> PROBLEM DETAILS
Give every line back verbatim, dropping all images.

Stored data
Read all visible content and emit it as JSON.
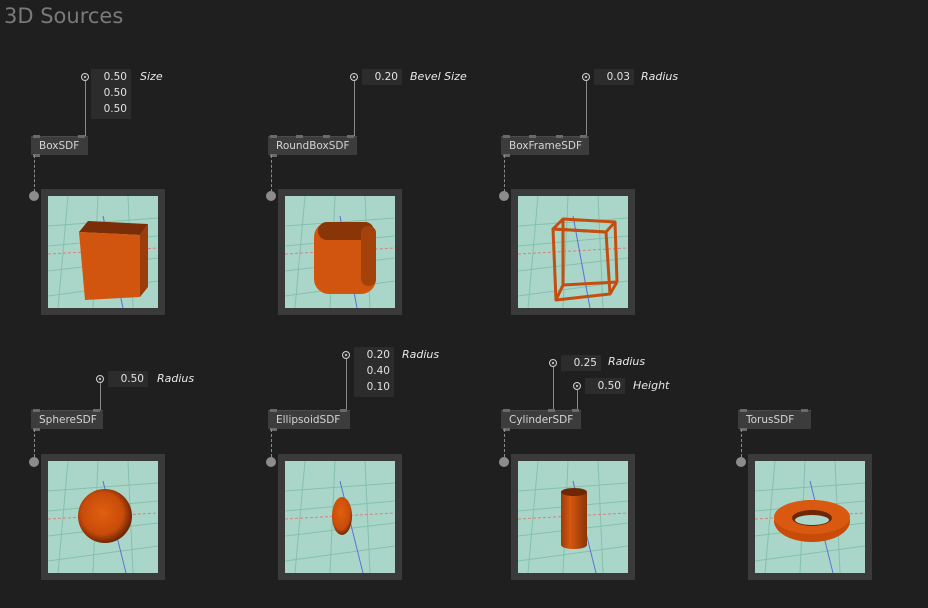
{
  "title": "3D Sources",
  "nodes": {
    "box": {
      "label": "BoxSDF",
      "param": "Size",
      "values": [
        "0.50",
        "0.50",
        "0.50"
      ]
    },
    "roundbox": {
      "label": "RoundBoxSDF",
      "param": "Bevel Size",
      "values": [
        "0.20"
      ]
    },
    "boxframe": {
      "label": "BoxFrameSDF",
      "param": "Radius",
      "values": [
        "0.03"
      ]
    },
    "sphere": {
      "label": "SphereSDF",
      "param": "Radius",
      "values": [
        "0.50"
      ]
    },
    "ellipsoid": {
      "label": "EllipsoidSDF",
      "param": "Radius",
      "values": [
        "0.20",
        "0.40",
        "0.10"
      ]
    },
    "cylinder": {
      "label": "CylinderSDF",
      "param1": "Radius",
      "values1": [
        "0.25"
      ],
      "param2": "Height",
      "values2": [
        "0.50"
      ]
    },
    "torus": {
      "label": "TorusSDF"
    }
  },
  "colors": {
    "background": "#1f1f1f",
    "preview_bg": "#a9d6c8",
    "shape": "#d2550f"
  }
}
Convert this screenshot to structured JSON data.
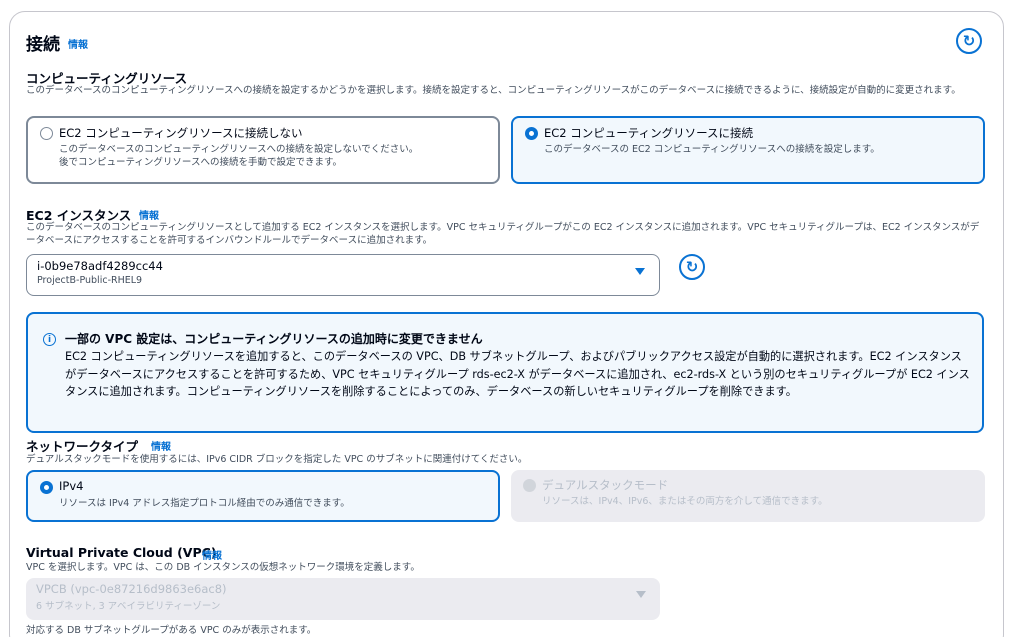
{
  "connection": {
    "title": "接続",
    "info": "情報"
  },
  "compute": {
    "title": "コンピューティングリソース",
    "description": "このデータベースのコンピューティングリソースへの接続を設定するかどうかを選択します。接続を設定すると、コンピューティングリソースがこのデータベースに接続できるように、接続設定が自動的に変更されます。",
    "options": [
      {
        "label": "EC2 コンピューティングリソースに接続しない",
        "desc1": "このデータベースのコンピューティングリソースへの接続を設定しないでください。",
        "desc2": "後でコンピューティングリソースへの接続を手動で設定できます。",
        "selected": false
      },
      {
        "label": "EC2 コンピューティングリソースに接続",
        "desc1": "このデータベースの EC2 コンピューティングリソースへの接続を設定します。",
        "selected": true
      }
    ]
  },
  "ec2": {
    "title": "EC2 インスタンス",
    "info": "情報",
    "description": "このデータベースのコンピューティングリソースとして追加する EC2 インスタンスを選択します。VPC セキュリティグループがこの EC2 インスタンスに追加されます。VPC セキュリティグループは、EC2 インスタンスがデータベースにアクセスすることを許可するインバウンドルールでデータベースに追加されます。",
    "selected_id": "i-0b9e78adf4289cc44",
    "selected_name": "ProjectB-Public-RHEL9"
  },
  "alert": {
    "title": "一部の VPC 設定は、コンピューティングリソースの追加時に変更できません",
    "body": "EC2 コンピューティングリソースを追加すると、このデータベースの VPC、DB サブネットグループ、およびパブリックアクセス設定が自動的に選択されます。EC2 インスタンスがデータベースにアクセスすることを許可するため、VPC セキュリティグループ rds-ec2-X がデータベースに追加され、ec2-rds-X という別のセキュリティグループが EC2 インスタンスに追加されます。コンピューティングリソースを削除することによってのみ、データベースの新しいセキュリティグループを削除できます。"
  },
  "network": {
    "title": "ネットワークタイプ",
    "info": "情報",
    "description": "デュアルスタックモードを使用するには、IPv6 CIDR ブロックを指定した VPC のサブネットに関連付けてください。",
    "options": [
      {
        "label": "IPv4",
        "desc": "リソースは IPv4 アドレス指定プロトコル経由でのみ通信できます。",
        "selected": true,
        "disabled": false
      },
      {
        "label": "デュアルスタックモード",
        "desc": "リソースは、IPv4、IPv6、またはその両方を介して通信できます。",
        "selected": false,
        "disabled": true
      }
    ]
  },
  "vpc": {
    "title": "Virtual Private Cloud (VPC)",
    "info": "情報",
    "description": "VPC を選択します。VPC は、この DB インスタンスの仮想ネットワーク環境を定義します。",
    "selected": "VPCB (vpc-0e87216d9863e6ac8)",
    "subtext": "6 サブネット, 3 アベイラビリティーゾーン",
    "footnote": "対応する DB サブネットグループがある VPC のみが表示されます。"
  },
  "colors": {
    "accent": "#0972d3",
    "text": "#000716",
    "secondary_text": "#414d5c",
    "selected_bg": "#f2f8fd",
    "disabled_bg": "#ebebf0"
  },
  "icons": {
    "refresh": "refresh-icon",
    "info": "info-circle-icon",
    "caret": "caret-down-icon"
  }
}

> EXERCISE RESULT
Read all visible content and emit it as JSON.
{
  "title": "3D Sources",
  "nodes": {
    "box": {
      "label": "BoxSDF",
      "param": "Size",
      "values": [
        "0.50",
        "0.50",
        "0.50"
      ]
    },
    "roundbox": {
      "label": "RoundBoxSDF",
      "param": "Bevel Size",
      "values": [
        "0.20"
      ]
    },
    "boxframe": {
      "label": "BoxFrameSDF",
      "param": "Radius",
      "values": [
        "0.03"
      ]
    },
    "sphere": {
      "label": "SphereSDF",
      "param": "Radius",
      "values": [
        "0.50"
      ]
    },
    "ellipsoid": {
      "label": "EllipsoidSDF",
      "param": "Radius",
      "values": [
        "0.20",
        "0.40",
        "0.10"
      ]
    },
    "cylinder": {
      "label": "CylinderSDF",
      "param1": "Radius",
      "values1": [
        "0.25"
      ],
      "param2": "Height",
      "values2": [
        "0.50"
      ]
    },
    "torus": {
      "label": "TorusSDF"
    }
  },
  "colors": {
    "background": "#1f1f1f",
    "preview_bg": "#a9d6c8",
    "shape": "#d2550f"
  }
}
Convert this screenshot to structured JSON data.
{
  "connection": {
    "title": "接続",
    "info": "情報"
  },
  "compute": {
    "title": "コンピューティングリソース",
    "description": "このデータベースのコンピューティングリソースへの接続を設定するかどうかを選択します。接続を設定すると、コンピューティングリソースがこのデータベースに接続できるように、接続設定が自動的に変更されます。",
    "options": [
      {
        "label": "EC2 コンピューティングリソースに接続しない",
        "desc1": "このデータベースのコンピューティングリソースへの接続を設定しないでください。",
        "desc2": "後でコンピューティングリソースへの接続を手動で設定できます。",
        "selected": false
      },
      {
        "label": "EC2 コンピューティングリソースに接続",
        "desc1": "このデータベースの EC2 コンピューティングリソースへの接続を設定します。",
        "selected": true
      }
    ]
  },
  "ec2": {
    "title": "EC2 インスタンス",
    "info": "情報",
    "description": "このデータベースのコンピューティングリソースとして追加する EC2 インスタンスを選択します。VPC セキュリティグループがこの EC2 インスタンスに追加されます。VPC セキュリティグループは、EC2 インスタンスがデータベースにアクセスすることを許可するインバウンドルールでデータベースに追加されます。",
    "selected_id": "i-0b9e78adf4289cc44",
    "selected_name": "ProjectB-Public-RHEL9"
  },
  "alert": {
    "title": "一部の VPC 設定は、コンピューティングリソースの追加時に変更できません",
    "body": "EC2 コンピューティングリソースを追加すると、このデータベースの VPC、DB サブネットグループ、およびパブリックアクセス設定が自動的に選択されます。EC2 インスタンスがデータベースにアクセスすることを許可するため、VPC セキュリティグループ rds-ec2-X がデータベースに追加され、ec2-rds-X という別のセキュリティグループが EC2 インスタンスに追加されます。コンピューティングリソースを削除することによってのみ、データベースの新しいセキュリティグループを削除できます。"
  },
  "network": {
    "title": "ネットワークタイプ",
    "info": "情報",
    "description": "デュアルスタックモードを使用するには、IPv6 CIDR ブロックを指定した VPC のサブネットに関連付けてください。",
    "options": [
      {
        "label": "IPv4",
        "desc": "リソースは IPv4 アドレス指定プロトコル経由でのみ通信できます。",
        "selected": true,
        "disabled": false
      },
      {
        "label": "デュアルスタックモード",
        "desc": "リソースは、IPv4、IPv6、またはその両方を介して通信できます。",
        "selected": false,
        "disabled": true
      }
    ]
  },
  "vpc": {
    "title": "Virtual Private Cloud (VPC)",
    "info": "情報",
    "description": "VPC を選択します。VPC は、この DB インスタンスの仮想ネットワーク環境を定義します。",
    "selected": "VPCB (vpc-0e87216d9863e6ac8)",
    "subtext": "6 サブネット, 3 アベイラビリティーゾーン",
    "footnote": "対応する DB サブネットグループがある VPC のみが表示されます。"
  },
  "colors": {
    "accent": "#0972d3",
    "text": "#000716",
    "secondary_text": "#414d5c",
    "selected_bg": "#f2f8fd",
    "disabled_bg": "#ebebf0"
  },
  "icons": {
    "refresh": "refresh-icon",
    "info": "info-circle-icon",
    "caret": "caret-down-icon"
  }
}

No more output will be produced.